● What is expected:
Please write out the complete listing that follows, exactly as it reads.

Collected data entries:
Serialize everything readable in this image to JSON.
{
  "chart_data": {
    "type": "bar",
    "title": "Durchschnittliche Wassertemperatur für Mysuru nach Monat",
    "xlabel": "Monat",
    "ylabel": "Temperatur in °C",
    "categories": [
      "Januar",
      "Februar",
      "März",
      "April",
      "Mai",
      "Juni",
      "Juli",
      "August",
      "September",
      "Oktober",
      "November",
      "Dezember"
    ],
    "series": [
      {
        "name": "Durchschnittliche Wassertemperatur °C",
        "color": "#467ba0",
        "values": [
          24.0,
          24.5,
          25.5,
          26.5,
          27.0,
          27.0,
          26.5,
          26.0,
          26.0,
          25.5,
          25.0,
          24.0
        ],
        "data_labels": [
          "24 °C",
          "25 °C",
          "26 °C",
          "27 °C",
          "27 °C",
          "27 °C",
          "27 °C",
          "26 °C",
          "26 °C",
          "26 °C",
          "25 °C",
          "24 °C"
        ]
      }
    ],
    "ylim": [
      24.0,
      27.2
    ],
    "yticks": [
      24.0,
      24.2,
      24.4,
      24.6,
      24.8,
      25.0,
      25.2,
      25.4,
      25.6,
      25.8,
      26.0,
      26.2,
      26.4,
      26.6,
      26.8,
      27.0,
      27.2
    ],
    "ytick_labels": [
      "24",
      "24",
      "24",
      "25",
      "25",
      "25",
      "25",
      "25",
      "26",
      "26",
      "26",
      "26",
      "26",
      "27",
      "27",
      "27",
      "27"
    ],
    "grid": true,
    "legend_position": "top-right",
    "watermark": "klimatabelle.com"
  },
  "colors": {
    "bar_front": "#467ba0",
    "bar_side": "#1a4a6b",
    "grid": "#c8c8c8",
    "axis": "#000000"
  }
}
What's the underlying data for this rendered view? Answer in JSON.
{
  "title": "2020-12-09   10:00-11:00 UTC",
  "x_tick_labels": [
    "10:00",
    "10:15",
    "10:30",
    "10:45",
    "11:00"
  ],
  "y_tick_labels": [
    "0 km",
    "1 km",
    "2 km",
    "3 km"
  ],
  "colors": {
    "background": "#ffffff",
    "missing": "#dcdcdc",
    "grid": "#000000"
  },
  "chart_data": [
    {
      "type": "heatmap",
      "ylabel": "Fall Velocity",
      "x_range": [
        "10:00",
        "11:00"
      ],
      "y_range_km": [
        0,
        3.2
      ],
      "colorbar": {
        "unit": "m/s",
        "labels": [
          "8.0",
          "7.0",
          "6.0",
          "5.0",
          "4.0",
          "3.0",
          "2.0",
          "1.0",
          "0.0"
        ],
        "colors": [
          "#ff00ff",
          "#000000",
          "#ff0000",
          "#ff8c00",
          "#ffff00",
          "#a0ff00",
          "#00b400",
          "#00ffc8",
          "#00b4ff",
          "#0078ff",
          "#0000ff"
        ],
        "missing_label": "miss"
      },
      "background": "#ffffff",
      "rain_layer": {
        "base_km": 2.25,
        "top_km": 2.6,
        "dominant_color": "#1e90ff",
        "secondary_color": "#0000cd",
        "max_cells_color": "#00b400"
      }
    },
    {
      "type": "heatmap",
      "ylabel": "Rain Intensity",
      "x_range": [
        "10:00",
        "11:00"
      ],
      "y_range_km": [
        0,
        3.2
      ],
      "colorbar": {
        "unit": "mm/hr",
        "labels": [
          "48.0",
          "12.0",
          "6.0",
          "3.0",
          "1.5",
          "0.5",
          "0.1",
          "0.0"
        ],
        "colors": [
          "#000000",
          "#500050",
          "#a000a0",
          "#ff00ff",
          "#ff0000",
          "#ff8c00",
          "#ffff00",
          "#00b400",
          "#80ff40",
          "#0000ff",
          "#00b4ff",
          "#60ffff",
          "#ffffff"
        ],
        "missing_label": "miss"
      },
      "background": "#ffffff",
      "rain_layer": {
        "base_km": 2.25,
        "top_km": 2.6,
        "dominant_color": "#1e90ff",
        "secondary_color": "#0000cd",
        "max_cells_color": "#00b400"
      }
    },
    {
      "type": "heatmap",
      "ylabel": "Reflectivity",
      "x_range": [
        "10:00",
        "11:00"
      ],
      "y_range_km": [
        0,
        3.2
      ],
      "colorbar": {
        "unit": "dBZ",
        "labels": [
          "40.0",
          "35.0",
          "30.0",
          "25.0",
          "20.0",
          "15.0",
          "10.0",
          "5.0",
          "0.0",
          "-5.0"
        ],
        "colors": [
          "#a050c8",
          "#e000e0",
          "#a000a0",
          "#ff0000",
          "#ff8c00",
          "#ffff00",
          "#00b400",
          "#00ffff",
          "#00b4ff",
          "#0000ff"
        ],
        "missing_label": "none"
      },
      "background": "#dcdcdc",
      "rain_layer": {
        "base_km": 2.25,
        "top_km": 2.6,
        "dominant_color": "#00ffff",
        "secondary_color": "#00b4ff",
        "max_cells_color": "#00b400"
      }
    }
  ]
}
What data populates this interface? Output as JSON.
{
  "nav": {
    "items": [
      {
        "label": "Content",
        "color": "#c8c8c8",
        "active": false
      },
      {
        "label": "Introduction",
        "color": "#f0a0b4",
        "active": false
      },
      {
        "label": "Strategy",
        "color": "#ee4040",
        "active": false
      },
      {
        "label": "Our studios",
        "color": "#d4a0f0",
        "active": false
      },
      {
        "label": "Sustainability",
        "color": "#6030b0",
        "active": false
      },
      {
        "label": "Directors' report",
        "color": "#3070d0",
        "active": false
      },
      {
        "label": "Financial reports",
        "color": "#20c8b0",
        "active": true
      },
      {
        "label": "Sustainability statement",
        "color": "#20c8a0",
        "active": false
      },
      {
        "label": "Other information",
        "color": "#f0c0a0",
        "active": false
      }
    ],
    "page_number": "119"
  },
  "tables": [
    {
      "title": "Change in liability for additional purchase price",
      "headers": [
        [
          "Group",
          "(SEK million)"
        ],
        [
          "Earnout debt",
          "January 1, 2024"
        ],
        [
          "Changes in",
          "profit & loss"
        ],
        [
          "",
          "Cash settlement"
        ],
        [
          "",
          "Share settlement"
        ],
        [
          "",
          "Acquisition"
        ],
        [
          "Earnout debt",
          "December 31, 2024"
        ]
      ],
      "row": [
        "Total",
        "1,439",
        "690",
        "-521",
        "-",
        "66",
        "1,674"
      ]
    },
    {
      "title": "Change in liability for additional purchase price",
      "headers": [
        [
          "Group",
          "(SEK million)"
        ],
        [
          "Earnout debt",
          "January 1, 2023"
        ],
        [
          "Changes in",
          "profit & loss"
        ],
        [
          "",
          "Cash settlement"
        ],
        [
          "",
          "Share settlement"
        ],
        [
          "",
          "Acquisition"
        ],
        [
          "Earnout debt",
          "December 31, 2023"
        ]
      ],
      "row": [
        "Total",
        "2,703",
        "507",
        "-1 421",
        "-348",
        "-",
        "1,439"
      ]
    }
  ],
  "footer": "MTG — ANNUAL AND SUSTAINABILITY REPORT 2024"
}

● Exercise solution:
Serialize everything readable in this image to JSON.
{
  "chart_data": {
    "type": "bar",
    "title": "Durchschnittliche Wassertemperatur für Mysuru nach Monat",
    "xlabel": "Monat",
    "ylabel": "Temperatur in °C",
    "categories": [
      "Januar",
      "Februar",
      "März",
      "April",
      "Mai",
      "Juni",
      "Juli",
      "August",
      "September",
      "Oktober",
      "November",
      "Dezember"
    ],
    "series": [
      {
        "name": "Durchschnittliche Wassertemperatur °C",
        "color": "#467ba0",
        "values": [
          24.0,
          24.5,
          25.5,
          26.5,
          27.0,
          27.0,
          26.5,
          26.0,
          26.0,
          25.5,
          25.0,
          24.0
        ],
        "data_labels": [
          "24 °C",
          "25 °C",
          "26 °C",
          "27 °C",
          "27 °C",
          "27 °C",
          "27 °C",
          "26 °C",
          "26 °C",
          "26 °C",
          "25 °C",
          "24 °C"
        ]
      }
    ],
    "ylim": [
      24.0,
      27.2
    ],
    "yticks": [
      24.0,
      24.2,
      24.4,
      24.6,
      24.8,
      25.0,
      25.2,
      25.4,
      25.6,
      25.8,
      26.0,
      26.2,
      26.4,
      26.6,
      26.8,
      27.0,
      27.2
    ],
    "ytick_labels": [
      "24",
      "24",
      "24",
      "25",
      "25",
      "25",
      "25",
      "25",
      "26",
      "26",
      "26",
      "26",
      "26",
      "27",
      "27",
      "27",
      "27"
    ],
    "grid": true,
    "legend_position": "top-right",
    "watermark": "klimatabelle.com"
  },
  "colors": {
    "bar_front": "#467ba0",
    "bar_side": "#1a4a6b",
    "grid": "#c8c8c8",
    "axis": "#000000"
  }
}
What's the underlying data for this rendered view? Answer in JSON.
{
  "title": "2020-12-09   10:00-11:00 UTC",
  "x_tick_labels": [
    "10:00",
    "10:15",
    "10:30",
    "10:45",
    "11:00"
  ],
  "y_tick_labels": [
    "0 km",
    "1 km",
    "2 km",
    "3 km"
  ],
  "colors": {
    "background": "#ffffff",
    "missing": "#dcdcdc",
    "grid": "#000000"
  },
  "chart_data": [
    {
      "type": "heatmap",
      "ylabel": "Fall Velocity",
      "x_range": [
        "10:00",
        "11:00"
      ],
      "y_range_km": [
        0,
        3.2
      ],
      "colorbar": {
        "unit": "m/s",
        "labels": [
          "8.0",
          "7.0",
          "6.0",
          "5.0",
          "4.0",
          "3.0",
          "2.0",
          "1.0",
          "0.0"
        ],
        "colors": [
          "#ff00ff",
          "#000000",
          "#ff0000",
          "#ff8c00",
          "#ffff00",
          "#a0ff00",
          "#00b400",
          "#00ffc8",
          "#00b4ff",
          "#0078ff",
          "#0000ff"
        ],
        "missing_label": "miss"
      },
      "background": "#ffffff",
      "rain_layer": {
        "base_km": 2.25,
        "top_km": 2.6,
        "dominant_color": "#1e90ff",
        "secondary_color": "#0000cd",
        "max_cells_color": "#00b400"
      }
    },
    {
      "type": "heatmap",
      "ylabel": "Rain Intensity",
      "x_range": [
        "10:00",
        "11:00"
      ],
      "y_range_km": [
        0,
        3.2
      ],
      "colorbar": {
        "unit": "mm/hr",
        "labels": [
          "48.0",
          "12.0",
          "6.0",
          "3.0",
          "1.5",
          "0.5",
          "0.1",
          "0.0"
        ],
        "colors": [
          "#000000",
          "#500050",
          "#a000a0",
          "#ff00ff",
          "#ff0000",
          "#ff8c00",
          "#ffff00",
          "#00b400",
          "#80ff40",
          "#0000ff",
          "#00b4ff",
          "#60ffff",
          "#ffffff"
        ],
        "missing_label": "miss"
      },
      "background": "#ffffff",
      "rain_layer": {
        "base_km": 2.25,
        "top_km": 2.6,
        "dominant_color": "#1e90ff",
        "secondary_color": "#0000cd",
        "max_cells_color": "#00b400"
      }
    },
    {
      "type": "heatmap",
      "ylabel": "Reflectivity",
      "x_range": [
        "10:00",
        "11:00"
      ],
      "y_range_km": [
        0,
        3.2
      ],
      "colorbar": {
        "unit": "dBZ",
        "labels": [
          "40.0",
          "35.0",
          "30.0",
          "25.0",
          "20.0",
          "15.0",
          "10.0",
          "5.0",
          "0.0",
          "-5.0"
        ],
        "colors": [
          "#a050c8",
          "#e000e0",
          "#a000a0",
          "#ff0000",
          "#ff8c00",
          "#ffff00",
          "#00b400",
          "#00ffff",
          "#00b4ff",
          "#0000ff"
        ],
        "missing_label": "none"
      },
      "background": "#dcdcdc",
      "rain_layer": {
        "base_km": 2.25,
        "top_km": 2.6,
        "dominant_color": "#00ffff",
        "secondary_color": "#00b4ff",
        "max_cells_color": "#00b400"
      }
    }
  ]
}
What data populates this interface? Output as JSON.
{
  "nav": {
    "items": [
      {
        "label": "Content",
        "color": "#c8c8c8",
        "active": false
      },
      {
        "label": "Introduction",
        "color": "#f0a0b4",
        "active": false
      },
      {
        "label": "Strategy",
        "color": "#ee4040",
        "active": false
      },
      {
        "label": "Our studios",
        "color": "#d4a0f0",
        "active": false
      },
      {
        "label": "Sustainability",
        "color": "#6030b0",
        "active": false
      },
      {
        "label": "Directors' report",
        "color": "#3070d0",
        "active": false
      },
      {
        "label": "Financial reports",
        "color": "#20c8b0",
        "active": true
      },
      {
        "label": "Sustainability statement",
        "color": "#20c8a0",
        "active": false
      },
      {
        "label": "Other information",
        "color": "#f0c0a0",
        "active": false
      }
    ],
    "page_number": "119"
  },
  "tables": [
    {
      "title": "Change in liability for additional purchase price",
      "headers": [
        [
          "Group",
          "(SEK million)"
        ],
        [
          "Earnout debt",
          "January 1, 2024"
        ],
        [
          "Changes in",
          "profit & loss"
        ],
        [
          "",
          "Cash settlement"
        ],
        [
          "",
          "Share settlement"
        ],
        [
          "",
          "Acquisition"
        ],
        [
          "Earnout debt",
          "December 31, 2024"
        ]
      ],
      "row": [
        "Total",
        "1,439",
        "690",
        "-521",
        "-",
        "66",
        "1,674"
      ]
    },
    {
      "title": "Change in liability for additional purchase price",
      "headers": [
        [
          "Group",
          "(SEK million)"
        ],
        [
          "Earnout debt",
          "January 1, 2023"
        ],
        [
          "Changes in",
          "profit & loss"
        ],
        [
          "",
          "Cash settlement"
        ],
        [
          "",
          "Share settlement"
        ],
        [
          "",
          "Acquisition"
        ],
        [
          "Earnout debt",
          "December 31, 2023"
        ]
      ],
      "row": [
        "Total",
        "2,703",
        "507",
        "-1 421",
        "-348",
        "-",
        "1,439"
      ]
    }
  ],
  "footer": "MTG — ANNUAL AND SUSTAINABILITY REPORT 2024"
}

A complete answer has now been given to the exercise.